Return each line of the records holding the string "arrow".

(Collected data entries)
==========

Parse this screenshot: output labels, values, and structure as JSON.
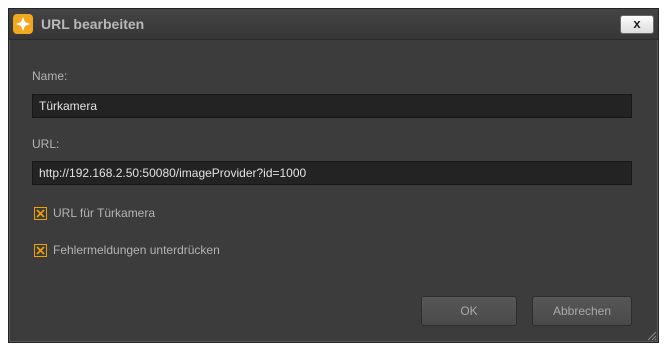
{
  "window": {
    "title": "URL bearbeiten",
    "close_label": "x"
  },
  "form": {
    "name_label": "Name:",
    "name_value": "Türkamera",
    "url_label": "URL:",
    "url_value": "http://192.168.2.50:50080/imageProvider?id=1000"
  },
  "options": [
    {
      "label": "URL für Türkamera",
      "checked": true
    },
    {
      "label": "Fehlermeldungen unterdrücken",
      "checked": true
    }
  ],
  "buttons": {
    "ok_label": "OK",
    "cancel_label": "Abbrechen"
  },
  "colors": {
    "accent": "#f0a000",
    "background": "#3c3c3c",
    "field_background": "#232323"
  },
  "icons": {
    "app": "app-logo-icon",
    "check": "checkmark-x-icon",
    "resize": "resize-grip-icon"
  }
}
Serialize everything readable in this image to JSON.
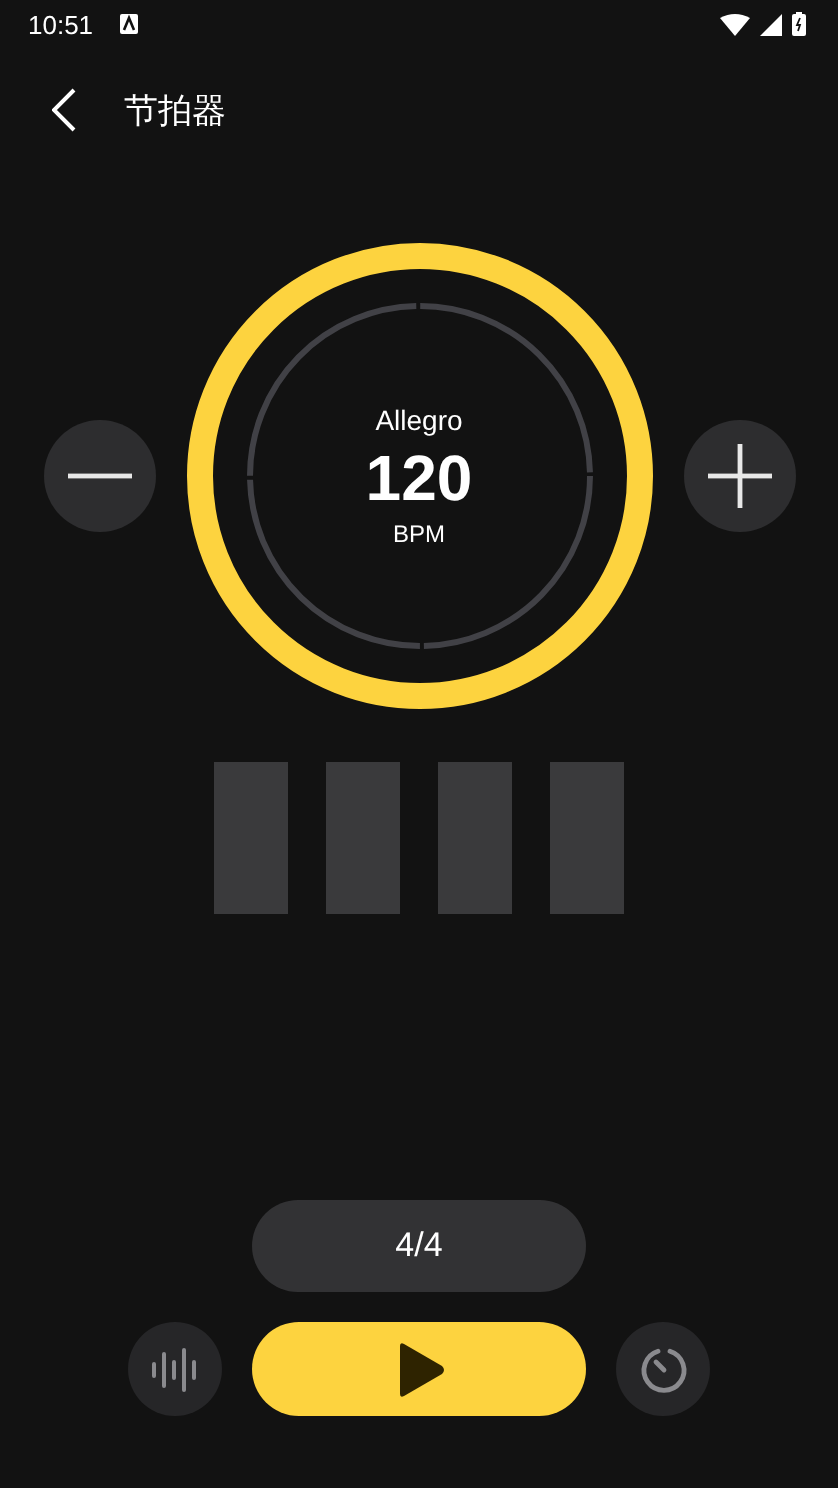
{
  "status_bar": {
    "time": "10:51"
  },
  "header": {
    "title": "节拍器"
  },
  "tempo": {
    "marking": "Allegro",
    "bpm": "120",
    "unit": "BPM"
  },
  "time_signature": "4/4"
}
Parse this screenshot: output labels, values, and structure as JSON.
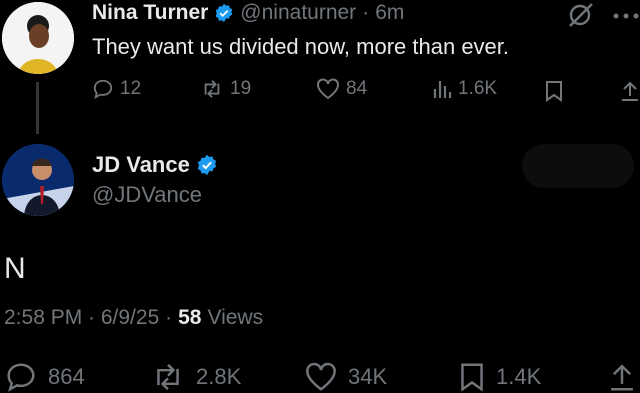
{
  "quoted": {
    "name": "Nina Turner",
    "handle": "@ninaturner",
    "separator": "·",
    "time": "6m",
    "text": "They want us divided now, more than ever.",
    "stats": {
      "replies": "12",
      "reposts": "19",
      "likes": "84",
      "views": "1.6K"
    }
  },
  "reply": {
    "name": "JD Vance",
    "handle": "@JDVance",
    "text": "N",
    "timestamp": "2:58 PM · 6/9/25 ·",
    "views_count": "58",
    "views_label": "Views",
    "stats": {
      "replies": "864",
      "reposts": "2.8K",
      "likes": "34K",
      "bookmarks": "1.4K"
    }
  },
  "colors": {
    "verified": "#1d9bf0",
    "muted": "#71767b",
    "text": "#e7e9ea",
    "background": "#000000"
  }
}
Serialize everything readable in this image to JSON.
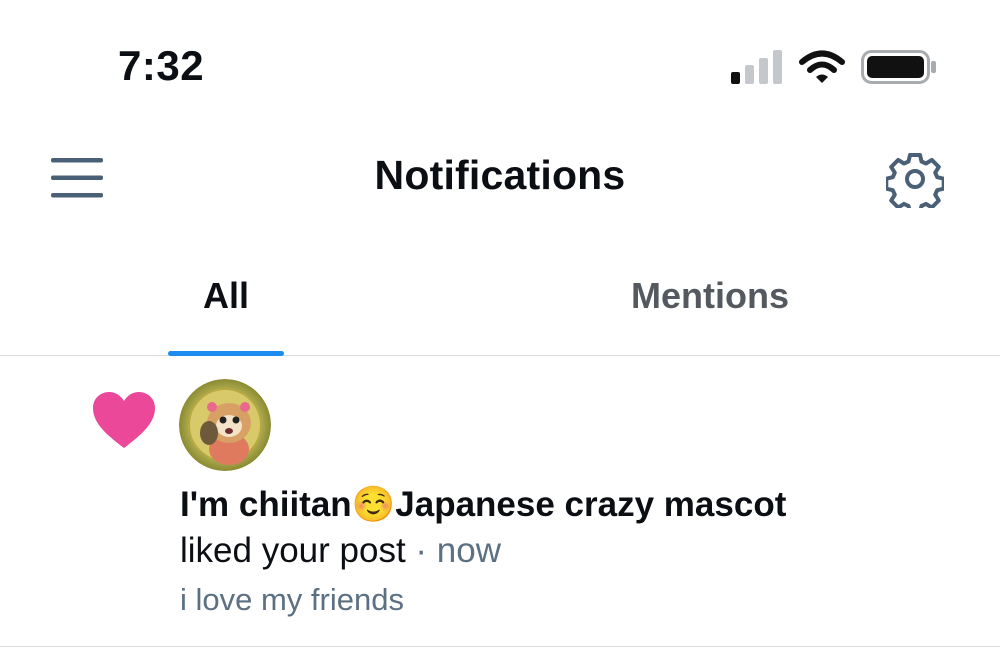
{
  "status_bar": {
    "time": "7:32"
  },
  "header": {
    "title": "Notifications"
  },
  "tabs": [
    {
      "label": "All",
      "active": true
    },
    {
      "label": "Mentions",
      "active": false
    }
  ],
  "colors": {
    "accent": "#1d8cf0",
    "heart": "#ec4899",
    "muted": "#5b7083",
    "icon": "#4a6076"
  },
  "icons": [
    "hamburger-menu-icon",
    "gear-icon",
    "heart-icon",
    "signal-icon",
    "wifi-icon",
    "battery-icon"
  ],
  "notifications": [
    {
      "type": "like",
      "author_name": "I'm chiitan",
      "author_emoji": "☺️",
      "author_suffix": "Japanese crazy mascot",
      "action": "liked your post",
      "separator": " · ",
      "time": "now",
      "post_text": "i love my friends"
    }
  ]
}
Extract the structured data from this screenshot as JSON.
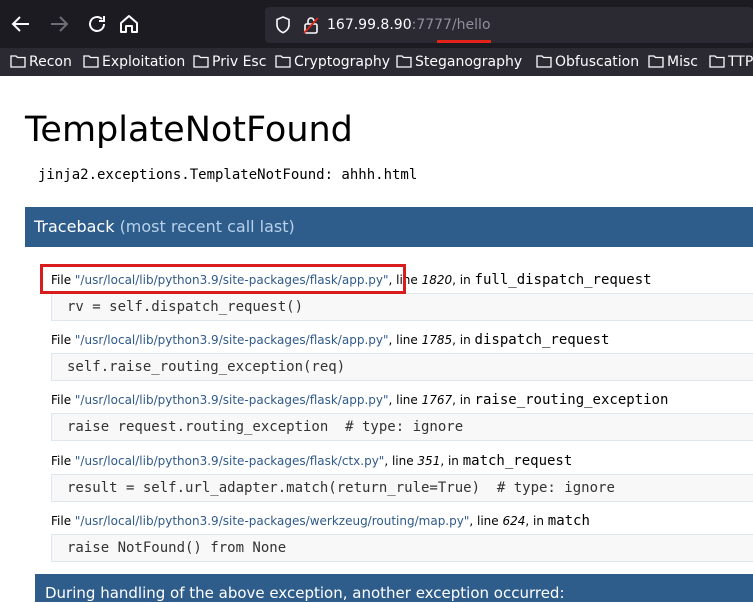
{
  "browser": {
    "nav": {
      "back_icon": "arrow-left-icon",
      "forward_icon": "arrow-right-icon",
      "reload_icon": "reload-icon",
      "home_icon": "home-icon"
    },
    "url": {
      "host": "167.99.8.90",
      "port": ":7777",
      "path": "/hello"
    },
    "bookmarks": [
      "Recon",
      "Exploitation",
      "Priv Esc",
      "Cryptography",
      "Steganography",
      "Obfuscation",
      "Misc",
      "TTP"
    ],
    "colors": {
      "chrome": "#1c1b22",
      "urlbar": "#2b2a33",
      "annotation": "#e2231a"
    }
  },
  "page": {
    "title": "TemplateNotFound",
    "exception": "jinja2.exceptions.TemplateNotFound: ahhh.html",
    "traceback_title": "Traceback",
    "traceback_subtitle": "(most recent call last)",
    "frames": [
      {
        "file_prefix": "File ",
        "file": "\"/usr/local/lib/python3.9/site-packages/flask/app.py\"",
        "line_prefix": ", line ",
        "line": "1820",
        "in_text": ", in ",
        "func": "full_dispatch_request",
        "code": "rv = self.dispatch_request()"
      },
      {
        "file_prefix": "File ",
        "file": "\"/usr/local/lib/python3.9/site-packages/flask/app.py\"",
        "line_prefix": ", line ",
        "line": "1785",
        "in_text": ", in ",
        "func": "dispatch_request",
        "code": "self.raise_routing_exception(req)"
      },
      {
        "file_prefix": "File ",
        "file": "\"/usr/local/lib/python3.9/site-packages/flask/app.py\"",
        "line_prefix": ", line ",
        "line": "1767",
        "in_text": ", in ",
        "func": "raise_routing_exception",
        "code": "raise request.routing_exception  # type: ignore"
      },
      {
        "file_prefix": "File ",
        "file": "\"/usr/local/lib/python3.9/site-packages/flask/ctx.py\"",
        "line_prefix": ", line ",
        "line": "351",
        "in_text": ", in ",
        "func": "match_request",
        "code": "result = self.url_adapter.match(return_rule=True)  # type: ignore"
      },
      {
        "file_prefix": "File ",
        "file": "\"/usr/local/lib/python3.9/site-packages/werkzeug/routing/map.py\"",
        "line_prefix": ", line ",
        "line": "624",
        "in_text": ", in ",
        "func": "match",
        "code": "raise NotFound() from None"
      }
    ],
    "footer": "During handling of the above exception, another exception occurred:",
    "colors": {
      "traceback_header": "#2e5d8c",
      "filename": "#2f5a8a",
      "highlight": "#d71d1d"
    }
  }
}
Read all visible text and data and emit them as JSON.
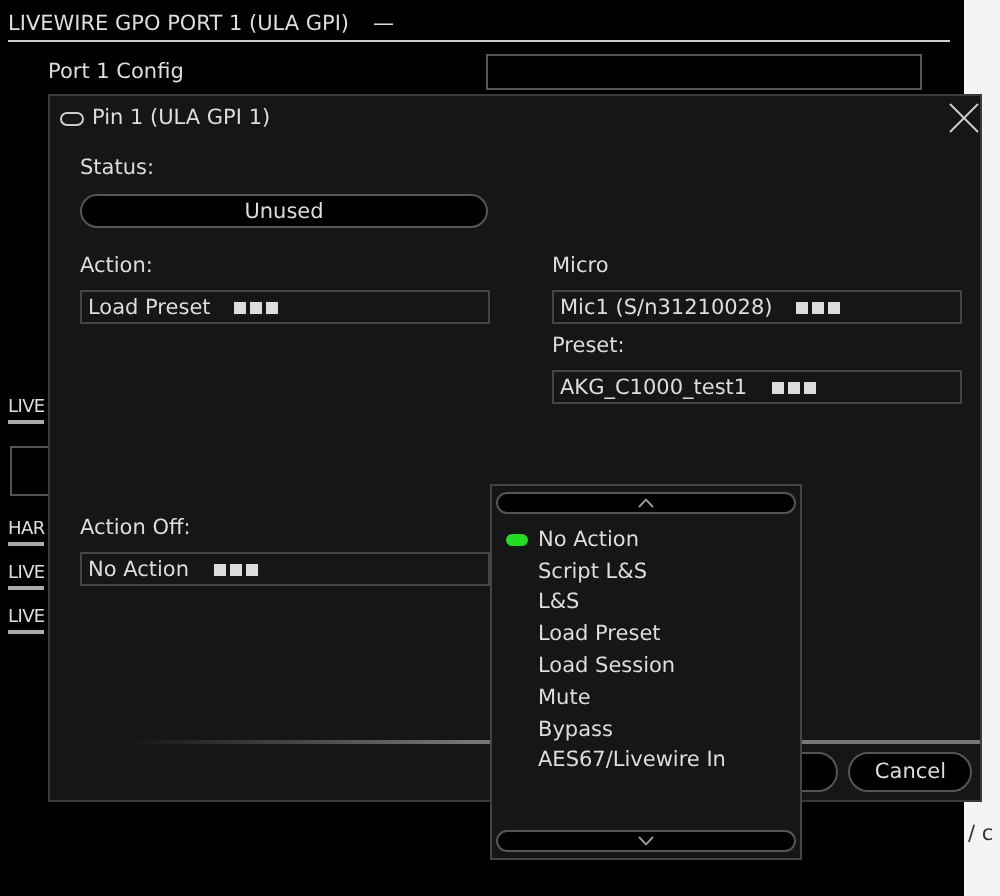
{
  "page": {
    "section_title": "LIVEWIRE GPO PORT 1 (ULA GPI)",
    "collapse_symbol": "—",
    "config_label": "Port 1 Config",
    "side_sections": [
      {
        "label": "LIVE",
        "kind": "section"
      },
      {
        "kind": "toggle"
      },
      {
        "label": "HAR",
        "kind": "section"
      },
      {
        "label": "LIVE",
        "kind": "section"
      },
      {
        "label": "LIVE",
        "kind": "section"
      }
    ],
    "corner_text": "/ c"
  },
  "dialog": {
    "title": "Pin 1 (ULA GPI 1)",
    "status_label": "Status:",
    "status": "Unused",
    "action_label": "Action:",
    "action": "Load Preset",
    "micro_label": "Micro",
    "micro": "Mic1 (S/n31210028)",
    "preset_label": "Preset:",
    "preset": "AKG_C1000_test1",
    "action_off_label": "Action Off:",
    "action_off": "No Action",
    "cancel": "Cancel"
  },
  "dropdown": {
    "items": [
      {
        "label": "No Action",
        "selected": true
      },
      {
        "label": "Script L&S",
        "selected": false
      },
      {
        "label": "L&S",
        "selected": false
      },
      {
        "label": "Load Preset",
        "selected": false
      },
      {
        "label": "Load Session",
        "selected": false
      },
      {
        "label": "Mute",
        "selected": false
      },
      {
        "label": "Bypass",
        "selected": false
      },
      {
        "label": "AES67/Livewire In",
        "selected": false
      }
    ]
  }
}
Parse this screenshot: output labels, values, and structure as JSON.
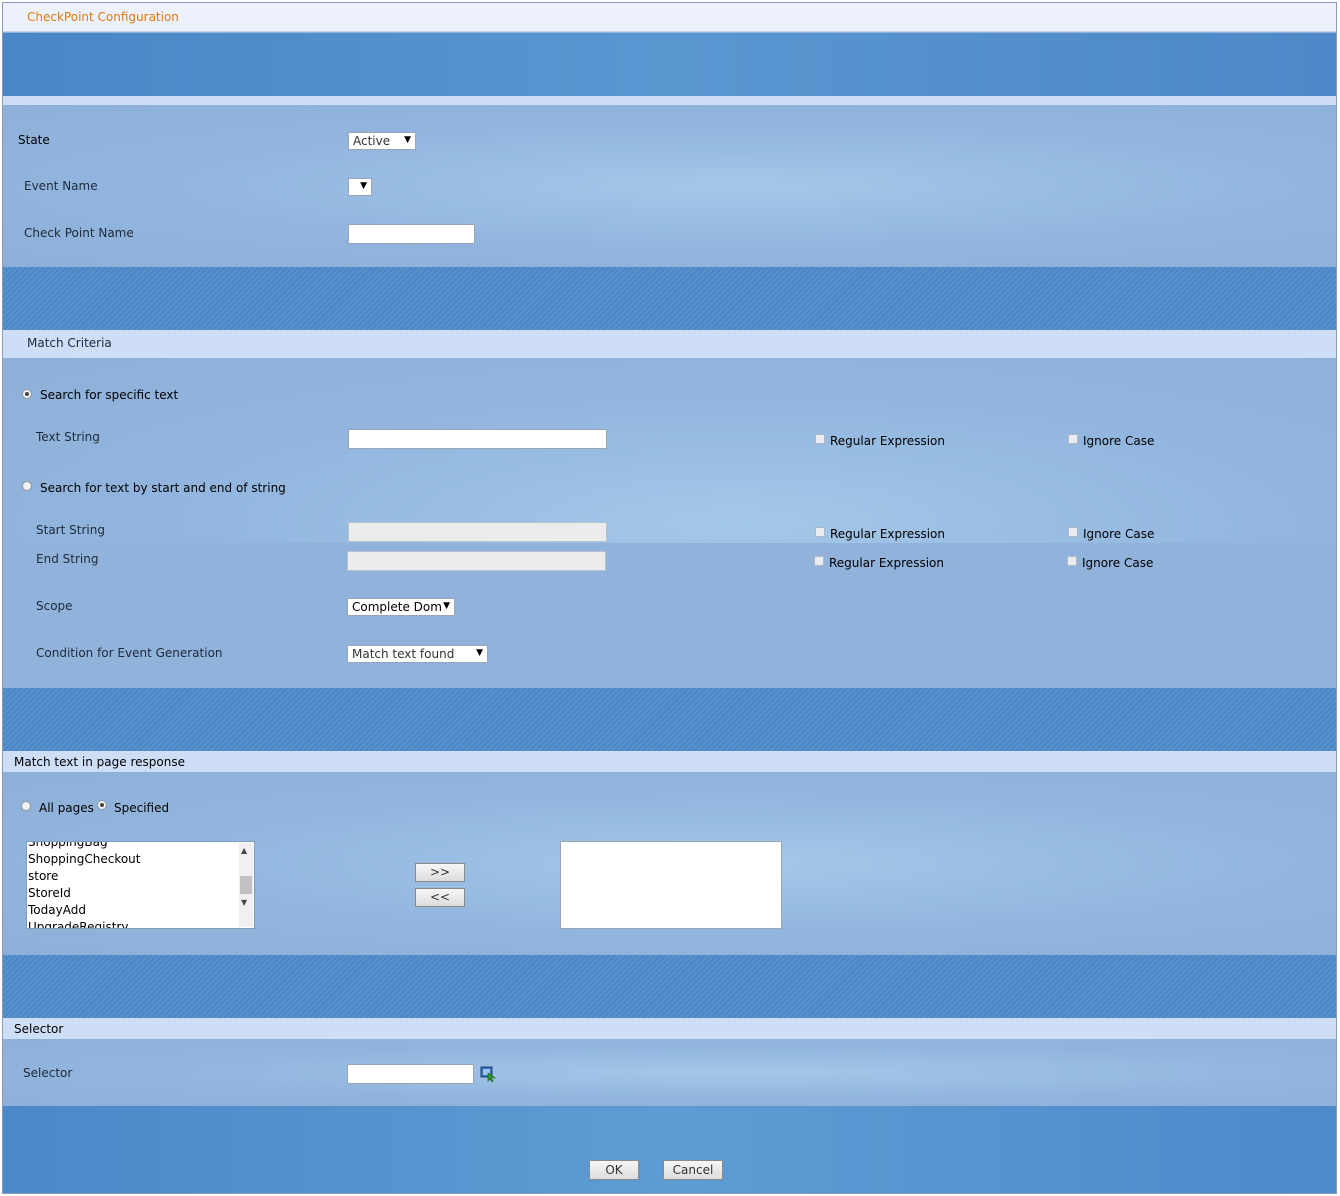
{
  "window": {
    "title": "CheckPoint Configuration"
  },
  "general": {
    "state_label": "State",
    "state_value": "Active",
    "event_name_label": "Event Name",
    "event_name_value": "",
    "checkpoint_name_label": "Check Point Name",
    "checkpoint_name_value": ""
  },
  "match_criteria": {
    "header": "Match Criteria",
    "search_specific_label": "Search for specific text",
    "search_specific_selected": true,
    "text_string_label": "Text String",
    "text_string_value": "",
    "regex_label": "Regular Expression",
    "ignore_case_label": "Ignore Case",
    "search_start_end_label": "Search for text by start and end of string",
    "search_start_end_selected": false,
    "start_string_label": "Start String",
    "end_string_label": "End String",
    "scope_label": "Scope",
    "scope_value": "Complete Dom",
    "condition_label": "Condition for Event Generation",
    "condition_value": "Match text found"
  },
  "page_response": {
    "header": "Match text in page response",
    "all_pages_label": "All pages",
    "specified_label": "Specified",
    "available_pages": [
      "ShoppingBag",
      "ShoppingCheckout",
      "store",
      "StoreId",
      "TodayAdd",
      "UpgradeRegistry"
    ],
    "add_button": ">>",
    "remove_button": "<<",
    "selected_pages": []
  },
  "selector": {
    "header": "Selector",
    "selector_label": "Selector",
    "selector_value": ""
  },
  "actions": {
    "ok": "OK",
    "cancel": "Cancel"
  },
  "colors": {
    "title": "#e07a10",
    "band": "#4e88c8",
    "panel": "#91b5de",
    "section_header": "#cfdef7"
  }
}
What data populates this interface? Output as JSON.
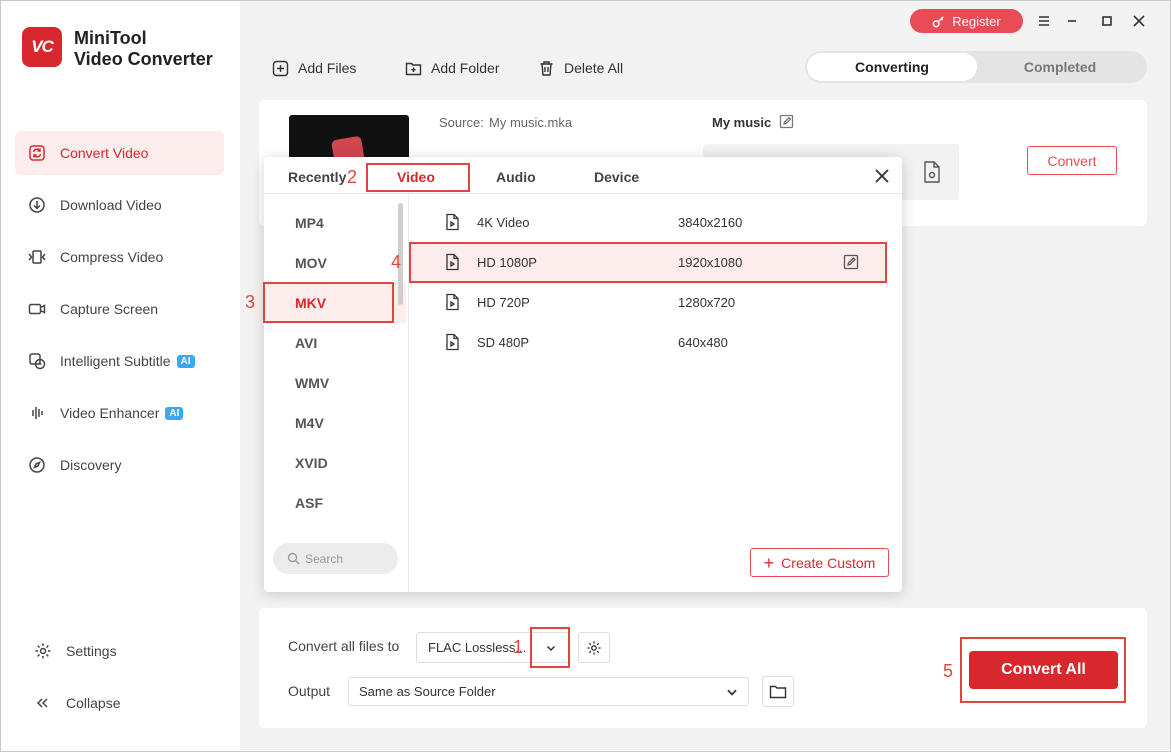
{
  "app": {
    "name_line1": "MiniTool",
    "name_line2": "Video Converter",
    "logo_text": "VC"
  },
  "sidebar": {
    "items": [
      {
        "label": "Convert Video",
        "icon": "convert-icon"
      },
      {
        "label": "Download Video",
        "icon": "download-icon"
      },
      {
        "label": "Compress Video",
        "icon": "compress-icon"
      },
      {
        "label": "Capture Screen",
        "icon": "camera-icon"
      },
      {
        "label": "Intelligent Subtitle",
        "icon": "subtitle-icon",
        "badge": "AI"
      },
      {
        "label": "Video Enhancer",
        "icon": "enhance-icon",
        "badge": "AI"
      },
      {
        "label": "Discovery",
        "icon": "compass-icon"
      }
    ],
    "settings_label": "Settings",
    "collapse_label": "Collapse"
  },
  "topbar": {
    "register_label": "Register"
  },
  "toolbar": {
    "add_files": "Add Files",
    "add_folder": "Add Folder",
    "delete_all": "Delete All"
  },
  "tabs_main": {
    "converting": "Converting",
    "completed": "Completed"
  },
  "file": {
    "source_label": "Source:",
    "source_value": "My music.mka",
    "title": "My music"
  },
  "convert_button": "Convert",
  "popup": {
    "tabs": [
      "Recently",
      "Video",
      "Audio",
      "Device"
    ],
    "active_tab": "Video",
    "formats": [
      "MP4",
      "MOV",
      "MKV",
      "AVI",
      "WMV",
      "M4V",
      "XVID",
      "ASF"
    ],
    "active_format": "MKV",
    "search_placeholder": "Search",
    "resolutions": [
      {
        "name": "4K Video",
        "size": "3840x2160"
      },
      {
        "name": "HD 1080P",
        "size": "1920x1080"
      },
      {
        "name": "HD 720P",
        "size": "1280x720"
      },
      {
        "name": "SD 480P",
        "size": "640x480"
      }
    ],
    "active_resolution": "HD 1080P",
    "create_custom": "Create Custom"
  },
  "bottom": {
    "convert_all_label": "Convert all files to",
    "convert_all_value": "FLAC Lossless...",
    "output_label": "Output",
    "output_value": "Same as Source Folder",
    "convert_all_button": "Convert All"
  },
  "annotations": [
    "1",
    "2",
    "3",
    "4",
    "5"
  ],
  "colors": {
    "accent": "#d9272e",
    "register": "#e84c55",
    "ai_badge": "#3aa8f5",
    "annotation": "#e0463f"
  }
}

==========

- Task answer -
      "back_icon": "arrow-left-icon",
      "forward_icon": "arrow-right-icon",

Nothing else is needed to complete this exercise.